_Raw data_:
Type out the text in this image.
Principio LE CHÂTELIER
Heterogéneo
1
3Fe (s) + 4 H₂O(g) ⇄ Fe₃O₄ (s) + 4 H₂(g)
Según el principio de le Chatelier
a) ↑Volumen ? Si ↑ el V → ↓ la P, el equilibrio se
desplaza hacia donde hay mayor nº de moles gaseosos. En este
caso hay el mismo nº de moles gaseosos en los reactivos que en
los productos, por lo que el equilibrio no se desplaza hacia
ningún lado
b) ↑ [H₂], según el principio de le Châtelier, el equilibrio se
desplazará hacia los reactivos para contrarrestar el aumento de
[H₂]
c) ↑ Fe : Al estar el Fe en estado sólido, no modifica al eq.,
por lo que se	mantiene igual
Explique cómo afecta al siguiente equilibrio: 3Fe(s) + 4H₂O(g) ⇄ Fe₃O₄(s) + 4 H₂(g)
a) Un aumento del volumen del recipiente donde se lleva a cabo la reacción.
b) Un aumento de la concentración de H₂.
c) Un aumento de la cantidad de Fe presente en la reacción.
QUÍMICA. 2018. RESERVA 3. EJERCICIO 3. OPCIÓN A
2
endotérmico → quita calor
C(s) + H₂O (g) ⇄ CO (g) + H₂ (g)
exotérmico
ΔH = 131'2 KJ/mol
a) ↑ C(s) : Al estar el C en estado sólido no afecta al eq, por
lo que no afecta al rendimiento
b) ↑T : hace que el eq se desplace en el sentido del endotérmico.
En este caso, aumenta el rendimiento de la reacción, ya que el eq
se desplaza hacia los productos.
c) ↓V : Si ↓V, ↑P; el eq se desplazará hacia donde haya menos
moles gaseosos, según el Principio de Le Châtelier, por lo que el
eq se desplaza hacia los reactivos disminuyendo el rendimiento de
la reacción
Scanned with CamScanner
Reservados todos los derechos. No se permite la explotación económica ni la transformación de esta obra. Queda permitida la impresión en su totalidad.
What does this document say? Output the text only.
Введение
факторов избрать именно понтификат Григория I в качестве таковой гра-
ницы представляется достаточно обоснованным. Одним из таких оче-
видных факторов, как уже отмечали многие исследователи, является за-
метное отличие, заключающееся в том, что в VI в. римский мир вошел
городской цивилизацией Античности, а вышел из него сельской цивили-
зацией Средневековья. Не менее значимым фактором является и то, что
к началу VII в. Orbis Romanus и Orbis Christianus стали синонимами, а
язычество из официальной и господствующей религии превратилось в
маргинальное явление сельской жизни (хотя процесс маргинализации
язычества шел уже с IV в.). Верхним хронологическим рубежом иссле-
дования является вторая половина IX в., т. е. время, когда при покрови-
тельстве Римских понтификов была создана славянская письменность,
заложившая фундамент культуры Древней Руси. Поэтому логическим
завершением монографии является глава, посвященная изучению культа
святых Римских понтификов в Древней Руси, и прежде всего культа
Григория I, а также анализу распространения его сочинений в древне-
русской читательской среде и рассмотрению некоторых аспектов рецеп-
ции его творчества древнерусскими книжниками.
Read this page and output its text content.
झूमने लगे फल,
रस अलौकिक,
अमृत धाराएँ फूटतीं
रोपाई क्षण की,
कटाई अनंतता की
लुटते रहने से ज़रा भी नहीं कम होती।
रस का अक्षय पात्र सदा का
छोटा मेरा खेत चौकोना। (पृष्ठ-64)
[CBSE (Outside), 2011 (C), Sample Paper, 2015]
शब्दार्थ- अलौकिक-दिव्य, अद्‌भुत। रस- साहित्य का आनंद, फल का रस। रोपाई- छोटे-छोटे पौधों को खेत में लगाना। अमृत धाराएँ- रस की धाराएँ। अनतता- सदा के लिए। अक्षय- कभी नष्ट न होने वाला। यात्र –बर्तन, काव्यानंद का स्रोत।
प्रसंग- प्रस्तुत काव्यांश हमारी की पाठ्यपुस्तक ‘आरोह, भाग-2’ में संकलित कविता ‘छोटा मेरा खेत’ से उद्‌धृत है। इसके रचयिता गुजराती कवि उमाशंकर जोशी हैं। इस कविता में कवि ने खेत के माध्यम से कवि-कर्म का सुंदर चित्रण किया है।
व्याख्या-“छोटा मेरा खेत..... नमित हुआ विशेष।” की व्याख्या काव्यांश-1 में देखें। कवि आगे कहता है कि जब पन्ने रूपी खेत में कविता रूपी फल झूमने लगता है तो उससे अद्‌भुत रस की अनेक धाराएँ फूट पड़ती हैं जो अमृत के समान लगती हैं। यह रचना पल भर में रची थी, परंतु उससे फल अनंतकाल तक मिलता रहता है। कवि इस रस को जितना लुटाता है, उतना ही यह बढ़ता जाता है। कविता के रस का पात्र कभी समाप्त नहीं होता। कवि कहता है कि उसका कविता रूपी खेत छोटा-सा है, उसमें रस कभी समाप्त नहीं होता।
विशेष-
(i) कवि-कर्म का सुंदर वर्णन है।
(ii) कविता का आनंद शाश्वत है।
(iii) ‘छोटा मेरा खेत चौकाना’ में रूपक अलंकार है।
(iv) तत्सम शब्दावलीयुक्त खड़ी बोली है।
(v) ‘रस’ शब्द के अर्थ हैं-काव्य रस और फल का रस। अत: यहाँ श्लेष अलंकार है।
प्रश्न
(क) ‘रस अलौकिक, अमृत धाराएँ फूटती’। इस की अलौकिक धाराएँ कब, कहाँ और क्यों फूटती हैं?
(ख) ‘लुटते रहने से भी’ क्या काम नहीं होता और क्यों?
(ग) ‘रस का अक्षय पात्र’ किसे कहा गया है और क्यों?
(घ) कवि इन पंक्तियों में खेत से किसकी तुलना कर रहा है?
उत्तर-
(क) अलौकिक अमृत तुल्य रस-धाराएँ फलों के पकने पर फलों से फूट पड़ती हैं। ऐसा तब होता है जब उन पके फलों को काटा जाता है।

_Problem to solve_:
Select, from the listing, all lines that include the word "aumento".

_Final result_:
desplazará hacia los reactivos para contrarrestar el aumento de
a) Un aumento del volumen del recipiente donde se lleva a cabo la reacción.
b) Un aumento de la concentración de H₂.
c) Un aumento de la cantidad de Fe presente en la reacción.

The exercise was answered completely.